CONSIGNA A: Según el artículo sobre cine y literatura, ¿quién dirige la película francesa En la casa?
CONSIGNA B:
Indica si cada afirmación concuerda con el artículo sobre cine y literatura. Responde sí o no y cita las palabras exactas del artículo que lo deciden.
(i) Ruby Sparks está dirigida por Jonathan Dayton y Valerie Faris.
(ii) En Sinister, el protagonista es un profesor de literatura.
(iii) Las cuatro películas llegadas desde Hollywood cuentan con grandes presupuestos.
CONSIGNA C: Prolonga el artículo sobre cine y literatura a partir de su última oración.

En apenas unas semanas, coinciden cinco filmes sobre el oficio de escribir y la pasión de leer que reivindican el pacer mágico de la literatura impresa
24 nov 2012 . Actualizado a las 12:20 h.Un niño prodigio acaba materializando y enamorándose de la protagonista de su exitosa primera novela en Ruby Sparks (Jonathan Dayton, Valerie Faris). Un escritor de fama narra la historia de otro que se apodera de un antiguo manuscrito y lo pasa como propio en El ladrón de palabras (Brian Klugman, Lee Sternthal). Un profesor de literatura deberá evitar el enamoramiento de una veinteañera apasionada de la lectura a la que casi dobla en edad en Amor y letras (Josh Radnor). Un periodista especializado en novelas de sucesos terribles investiga para su próxima obra en Sinister (Scott Derrickson). Son cuatro películas llegadas a las pantallas desde Hollywood en las últimas semanas con inequívoca vocación de cine indie en cuanto a presupuesto, pero destilando un insólito interés por las palabras y los libros, sobre todo... de papel. Súmese a ellas la francesa En la casa (François Ozon), con un profesor de instituto apesadumbrado por la apatía del alumnado hacia el acto de leer y escribir, hasta que descubre un filón literario en aquel que se sienta en la última fila.

LISTADO DE DATOS:

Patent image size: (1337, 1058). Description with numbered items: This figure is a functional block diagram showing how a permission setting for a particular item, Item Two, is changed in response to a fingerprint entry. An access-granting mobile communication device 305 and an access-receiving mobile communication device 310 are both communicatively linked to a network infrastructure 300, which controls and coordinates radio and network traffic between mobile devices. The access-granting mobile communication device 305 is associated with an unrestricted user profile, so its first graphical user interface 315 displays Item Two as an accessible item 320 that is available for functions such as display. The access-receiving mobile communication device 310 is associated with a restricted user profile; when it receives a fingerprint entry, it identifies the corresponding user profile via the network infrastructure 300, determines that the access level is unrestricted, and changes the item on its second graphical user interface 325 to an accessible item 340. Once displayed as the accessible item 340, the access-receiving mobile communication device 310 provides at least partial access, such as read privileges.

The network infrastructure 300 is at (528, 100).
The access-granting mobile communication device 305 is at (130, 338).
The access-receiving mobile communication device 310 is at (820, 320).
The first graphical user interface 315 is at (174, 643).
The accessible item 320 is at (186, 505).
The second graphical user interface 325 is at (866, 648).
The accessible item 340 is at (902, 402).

RESPUESTA DEL EJERCICIO A: François Ozon.

RESPUESTA DEL EJERCICIO B:
(i) Sí: «Ruby Sparks (Jonathan Dayton, Valerie Faris)».
(ii) No: «Un periodista especializado en novelas de sucesos terribles investiga para su próxima obra en Sinister».
(iii) No: «con inequívoca vocación de cine indie en cuanto a presupuesto».

RESPUESTA DEL EJERCICIO C:
Quizá tanta coincidencia sea algo más que un sarampión ya que el público parece responder en taquilla a estos estímulos, aún con su dispar ejecución y acogida crítica. Si hasta ahora lo habitual es que las productoras se hagan con los derechos de un best seller para llevarlo a imágenes (un hábito casi tan viejo como el propio cine), las películas mencionadas optaron por irse al otro lado y reconvertir la propia literatura (y en consecuencia a la palabra) en protagonista.
En estos tiempos de efectos digitales 3D y macroespectáculos ruidosos acaparando las pantallas, no deja de sorprender tan inusitado interés. Curiosamente ocurre en plena polémica en Estados Unidos en torno a la demanda del Departamento de Justicia contra Apple Inc. y las cinco editoras más importantes del país (Macmillan, Penguin, Hachette, HarperCollins y Simon & Schuster) por haber pactado los precios de los libros digitales, modificando así de manera artificial el mercado local del ejemplar electrónico, para hacer pagar al consumidor por encima del precio real. Al mismo tiempo, los editores denunciantes, fieles todavía al soporte papel como favorito del público, lograron demostrar la perversa campaña previa de aquellos a favor del libro digital bajo el discutible argumento de que la nueva tecnología facilitaría ejemplares «mucho más baratos» que en papel.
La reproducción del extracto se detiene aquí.